= GIVEN EXERCISE =
Reproduce all of the data exactly, with no line skipped.

= STORED ROWS =
## begin
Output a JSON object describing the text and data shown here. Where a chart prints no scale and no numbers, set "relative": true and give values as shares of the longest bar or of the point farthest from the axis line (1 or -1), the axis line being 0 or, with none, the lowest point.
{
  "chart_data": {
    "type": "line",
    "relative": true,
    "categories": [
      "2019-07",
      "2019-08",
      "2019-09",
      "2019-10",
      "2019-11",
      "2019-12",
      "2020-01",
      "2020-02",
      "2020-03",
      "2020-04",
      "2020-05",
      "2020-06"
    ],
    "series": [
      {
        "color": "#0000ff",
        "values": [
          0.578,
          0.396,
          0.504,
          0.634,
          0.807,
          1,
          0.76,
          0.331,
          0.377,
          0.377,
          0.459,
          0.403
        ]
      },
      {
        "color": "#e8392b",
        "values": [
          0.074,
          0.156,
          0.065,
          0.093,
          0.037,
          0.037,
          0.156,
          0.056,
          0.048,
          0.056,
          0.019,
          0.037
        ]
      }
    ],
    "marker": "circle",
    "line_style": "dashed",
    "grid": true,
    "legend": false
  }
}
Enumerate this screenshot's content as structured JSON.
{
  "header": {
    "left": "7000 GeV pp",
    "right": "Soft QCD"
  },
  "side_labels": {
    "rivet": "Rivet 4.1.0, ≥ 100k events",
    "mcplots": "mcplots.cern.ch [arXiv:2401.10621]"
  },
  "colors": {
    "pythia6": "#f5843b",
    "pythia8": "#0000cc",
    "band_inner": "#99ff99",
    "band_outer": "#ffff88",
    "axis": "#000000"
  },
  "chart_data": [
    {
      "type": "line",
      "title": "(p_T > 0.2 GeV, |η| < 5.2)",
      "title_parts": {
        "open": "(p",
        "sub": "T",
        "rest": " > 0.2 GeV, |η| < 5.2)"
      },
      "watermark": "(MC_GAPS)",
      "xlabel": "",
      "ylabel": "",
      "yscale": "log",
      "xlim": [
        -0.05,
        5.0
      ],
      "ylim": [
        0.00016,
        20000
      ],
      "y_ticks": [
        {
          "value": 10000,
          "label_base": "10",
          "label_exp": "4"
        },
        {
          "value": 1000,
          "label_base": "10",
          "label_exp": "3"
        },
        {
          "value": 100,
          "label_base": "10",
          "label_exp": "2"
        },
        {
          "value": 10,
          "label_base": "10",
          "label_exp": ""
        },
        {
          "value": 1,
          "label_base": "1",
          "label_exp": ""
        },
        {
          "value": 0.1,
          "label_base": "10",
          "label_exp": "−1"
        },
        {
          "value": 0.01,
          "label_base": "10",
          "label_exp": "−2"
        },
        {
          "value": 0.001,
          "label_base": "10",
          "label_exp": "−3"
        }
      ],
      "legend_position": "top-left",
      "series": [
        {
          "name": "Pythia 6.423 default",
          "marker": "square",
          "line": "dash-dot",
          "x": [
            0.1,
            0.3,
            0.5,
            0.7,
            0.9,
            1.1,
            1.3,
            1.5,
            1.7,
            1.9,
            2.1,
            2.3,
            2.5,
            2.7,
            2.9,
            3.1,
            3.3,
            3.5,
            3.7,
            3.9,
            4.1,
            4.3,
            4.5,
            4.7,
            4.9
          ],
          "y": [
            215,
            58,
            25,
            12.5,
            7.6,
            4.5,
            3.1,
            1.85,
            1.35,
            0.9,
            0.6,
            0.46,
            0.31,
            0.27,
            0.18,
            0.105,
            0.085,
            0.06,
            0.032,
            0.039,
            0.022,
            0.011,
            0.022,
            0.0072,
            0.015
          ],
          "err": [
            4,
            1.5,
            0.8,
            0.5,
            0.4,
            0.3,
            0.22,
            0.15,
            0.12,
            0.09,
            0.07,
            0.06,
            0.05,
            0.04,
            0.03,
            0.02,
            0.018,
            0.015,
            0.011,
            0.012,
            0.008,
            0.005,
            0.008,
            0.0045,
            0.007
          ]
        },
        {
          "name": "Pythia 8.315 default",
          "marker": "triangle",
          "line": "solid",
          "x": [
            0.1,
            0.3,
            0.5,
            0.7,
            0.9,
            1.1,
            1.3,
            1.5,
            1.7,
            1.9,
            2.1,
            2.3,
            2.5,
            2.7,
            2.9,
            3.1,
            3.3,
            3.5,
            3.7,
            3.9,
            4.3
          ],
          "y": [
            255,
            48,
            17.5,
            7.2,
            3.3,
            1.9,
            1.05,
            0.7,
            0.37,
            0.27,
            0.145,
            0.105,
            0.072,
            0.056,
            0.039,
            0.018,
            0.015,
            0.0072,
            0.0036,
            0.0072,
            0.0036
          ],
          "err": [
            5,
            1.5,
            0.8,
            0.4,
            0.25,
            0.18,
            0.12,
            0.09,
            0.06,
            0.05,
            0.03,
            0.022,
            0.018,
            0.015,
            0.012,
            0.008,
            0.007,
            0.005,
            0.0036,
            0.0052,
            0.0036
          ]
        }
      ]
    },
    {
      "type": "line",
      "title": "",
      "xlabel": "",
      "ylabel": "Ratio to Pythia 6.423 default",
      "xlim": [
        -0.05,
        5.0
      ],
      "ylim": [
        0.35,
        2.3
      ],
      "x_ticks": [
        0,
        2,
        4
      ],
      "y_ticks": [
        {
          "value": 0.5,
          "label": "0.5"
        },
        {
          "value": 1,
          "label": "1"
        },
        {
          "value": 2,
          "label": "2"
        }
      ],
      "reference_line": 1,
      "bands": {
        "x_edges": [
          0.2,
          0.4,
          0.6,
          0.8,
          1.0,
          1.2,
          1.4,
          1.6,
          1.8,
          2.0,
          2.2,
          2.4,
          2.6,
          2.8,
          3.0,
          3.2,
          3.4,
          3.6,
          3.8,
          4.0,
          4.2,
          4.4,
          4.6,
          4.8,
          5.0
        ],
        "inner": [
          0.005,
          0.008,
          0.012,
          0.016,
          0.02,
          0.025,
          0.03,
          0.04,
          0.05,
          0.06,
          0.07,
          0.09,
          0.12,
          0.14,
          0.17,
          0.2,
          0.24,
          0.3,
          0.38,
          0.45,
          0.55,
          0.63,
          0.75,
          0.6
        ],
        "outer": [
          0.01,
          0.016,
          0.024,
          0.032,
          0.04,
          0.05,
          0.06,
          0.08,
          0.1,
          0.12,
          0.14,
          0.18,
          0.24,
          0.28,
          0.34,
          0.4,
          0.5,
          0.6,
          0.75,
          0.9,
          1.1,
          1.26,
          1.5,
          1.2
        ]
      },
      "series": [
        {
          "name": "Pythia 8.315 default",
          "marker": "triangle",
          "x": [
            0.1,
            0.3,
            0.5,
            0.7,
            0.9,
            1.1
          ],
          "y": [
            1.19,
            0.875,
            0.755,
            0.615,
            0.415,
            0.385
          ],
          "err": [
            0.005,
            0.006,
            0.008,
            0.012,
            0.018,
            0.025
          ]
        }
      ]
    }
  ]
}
## end
= WRITTEN ANSWER =
Output a JSON object describing the text and data shown here. Where a chart prints no scale and no numbers, set "relative": true and give values as shares of the longest bar or of the point farthest from the axis line (1 or -1), the axis line being 0 or, with none, the lowest point.
{
  "chart_data": {
    "type": "line",
    "relative": true,
    "categories": [
      "2019-07",
      "2019-08",
      "2019-09",
      "2019-10",
      "2019-11",
      "2019-12",
      "2020-01",
      "2020-02",
      "2020-03",
      "2020-04",
      "2020-05",
      "2020-06"
    ],
    "series": [
      {
        "color": "#0000ff",
        "values": [
          0.578,
          0.396,
          0.504,
          0.634,
          0.807,
          1,
          0.76,
          0.331,
          0.377,
          0.377,
          0.459,
          0.403
        ]
      },
      {
        "color": "#e8392b",
        "values": [
          0.074,
          0.156,
          0.065,
          0.093,
          0.037,
          0.037,
          0.156,
          0.056,
          0.048,
          0.056,
          0.019,
          0.037
        ]
      }
    ],
    "marker": "circle",
    "line_style": "dashed",
    "grid": true,
    "legend": false
  }
}
Enumerate this screenshot's content as structured JSON.
{
  "header": {
    "left": "7000 GeV pp",
    "right": "Soft QCD"
  },
  "side_labels": {
    "rivet": "Rivet 4.1.0, ≥ 100k events",
    "mcplots": "mcplots.cern.ch [arXiv:2401.10621]"
  },
  "colors": {
    "pythia6": "#f5843b",
    "pythia8": "#0000cc",
    "band_inner": "#99ff99",
    "band_outer": "#ffff88",
    "axis": "#000000"
  },
  "chart_data": [
    {
      "type": "line",
      "title": "(p_T > 0.2 GeV, |η| < 5.2)",
      "title_parts": {
        "open": "(p",
        "sub": "T",
        "rest": " > 0.2 GeV, |η| < 5.2)"
      },
      "watermark": "(MC_GAPS)",
      "xlabel": "",
      "ylabel": "",
      "yscale": "log",
      "xlim": [
        -0.05,
        5.0
      ],
      "ylim": [
        0.00016,
        20000
      ],
      "y_ticks": [
        {
          "value": 10000,
          "label_base": "10",
          "label_exp": "4"
        },
        {
          "value": 1000,
          "label_base": "10",
          "label_exp": "3"
        },
        {
          "value": 100,
          "label_base": "10",
          "label_exp": "2"
        },
        {
          "value": 10,
          "label_base": "10",
          "label_exp": ""
        },
        {
          "value": 1,
          "label_base": "1",
          "label_exp": ""
        },
        {
          "value": 0.1,
          "label_base": "10",
          "label_exp": "−1"
        },
        {
          "value": 0.01,
          "label_base": "10",
          "label_exp": "−2"
        },
        {
          "value": 0.001,
          "label_base": "10",
          "label_exp": "−3"
        }
      ],
      "legend_position": "top-left",
      "series": [
        {
          "name": "Pythia 6.423 default",
          "marker": "square",
          "line": "dash-dot",
          "x": [
            0.1,
            0.3,
            0.5,
            0.7,
            0.9,
            1.1,
            1.3,
            1.5,
            1.7,
            1.9,
            2.1,
            2.3,
            2.5,
            2.7,
            2.9,
            3.1,
            3.3,
            3.5,
            3.7,
            3.9,
            4.1,
            4.3,
            4.5,
            4.7,
            4.9
          ],
          "y": [
            215,
            58,
            25,
            12.5,
            7.6,
            4.5,
            3.1,
            1.85,
            1.35,
            0.9,
            0.6,
            0.46,
            0.31,
            0.27,
            0.18,
            0.105,
            0.085,
            0.06,
            0.032,
            0.039,
            0.022,
            0.011,
            0.022,
            0.0072,
            0.015
          ],
          "err": [
            4,
            1.5,
            0.8,
            0.5,
            0.4,
            0.3,
            0.22,
            0.15,
            0.12,
            0.09,
            0.07,
            0.06,
            0.05,
            0.04,
            0.03,
            0.02,
            0.018,
            0.015,
            0.011,
            0.012,
            0.008,
            0.005,
            0.008,
            0.0045,
            0.007
          ]
        },
        {
          "name": "Pythia 8.315 default",
          "marker": "triangle",
          "line": "solid",
          "x": [
            0.1,
            0.3,
            0.5,
            0.7,
            0.9,
            1.1,
            1.3,
            1.5,
            1.7,
            1.9,
            2.1,
            2.3,
            2.5,
            2.7,
            2.9,
            3.1,
            3.3,
            3.5,
            3.7,
            3.9,
            4.3
          ],
          "y": [
            255,
            48,
            17.5,
            7.2,
            3.3,
            1.9,
            1.05,
            0.7,
            0.37,
            0.27,
            0.145,
            0.105,
            0.072,
            0.056,
            0.039,
            0.018,
            0.015,
            0.0072,
            0.0036,
            0.0072,
            0.0036
          ],
          "err": [
            5,
            1.5,
            0.8,
            0.4,
            0.25,
            0.18,
            0.12,
            0.09,
            0.06,
            0.05,
            0.03,
            0.022,
            0.018,
            0.015,
            0.012,
            0.008,
            0.007,
            0.005,
            0.0036,
            0.0052,
            0.0036
          ]
        }
      ]
    },
    {
      "type": "line",
      "title": "",
      "xlabel": "",
      "ylabel": "Ratio to Pythia 6.423 default",
      "xlim": [
        -0.05,
        5.0
      ],
      "ylim": [
        0.35,
        2.3
      ],
      "x_ticks": [
        0,
        2,
        4
      ],
      "y_ticks": [
        {
          "value": 0.5,
          "label": "0.5"
        },
        {
          "value": 1,
          "label": "1"
        },
        {
          "value": 2,
          "label": "2"
        }
      ],
      "reference_line": 1,
      "bands": {
        "x_edges": [
          0.2,
          0.4,
          0.6,
          0.8,
          1.0,
          1.2,
          1.4,
          1.6,
          1.8,
          2.0,
          2.2,
          2.4,
          2.6,
          2.8,
          3.0,
          3.2,
          3.4,
          3.6,
          3.8,
          4.0,
          4.2,
          4.4,
          4.6,
          4.8,
          5.0
        ],
        "inner": [
          0.005,
          0.008,
          0.012,
          0.016,
          0.02,
          0.025,
          0.03,
          0.04,
          0.05,
          0.06,
          0.07,
          0.09,
          0.12,
          0.14,
          0.17,
          0.2,
          0.24,
          0.3,
          0.38,
          0.45,
          0.55,
          0.63,
          0.75,
          0.6
        ],
        "outer": [
          0.01,
          0.016,
          0.024,
          0.032,
          0.04,
          0.05,
          0.06,
          0.08,
          0.1,
          0.12,
          0.14,
          0.18,
          0.24,
          0.28,
          0.34,
          0.4,
          0.5,
          0.6,
          0.75,
          0.9,
          1.1,
          1.26,
          1.5,
          1.2
        ]
      },
      "series": [
        {
          "name": "Pythia 8.315 default",
          "marker": "triangle",
          "x": [
            0.1,
            0.3,
            0.5,
            0.7,
            0.9,
            1.1
          ],
          "y": [
            1.19,
            0.875,
            0.755,
            0.615,
            0.415,
            0.385
          ],
          "err": [
            0.005,
            0.006,
            0.008,
            0.012,
            0.018,
            0.025
          ]
        }
      ]
    }
  ]
}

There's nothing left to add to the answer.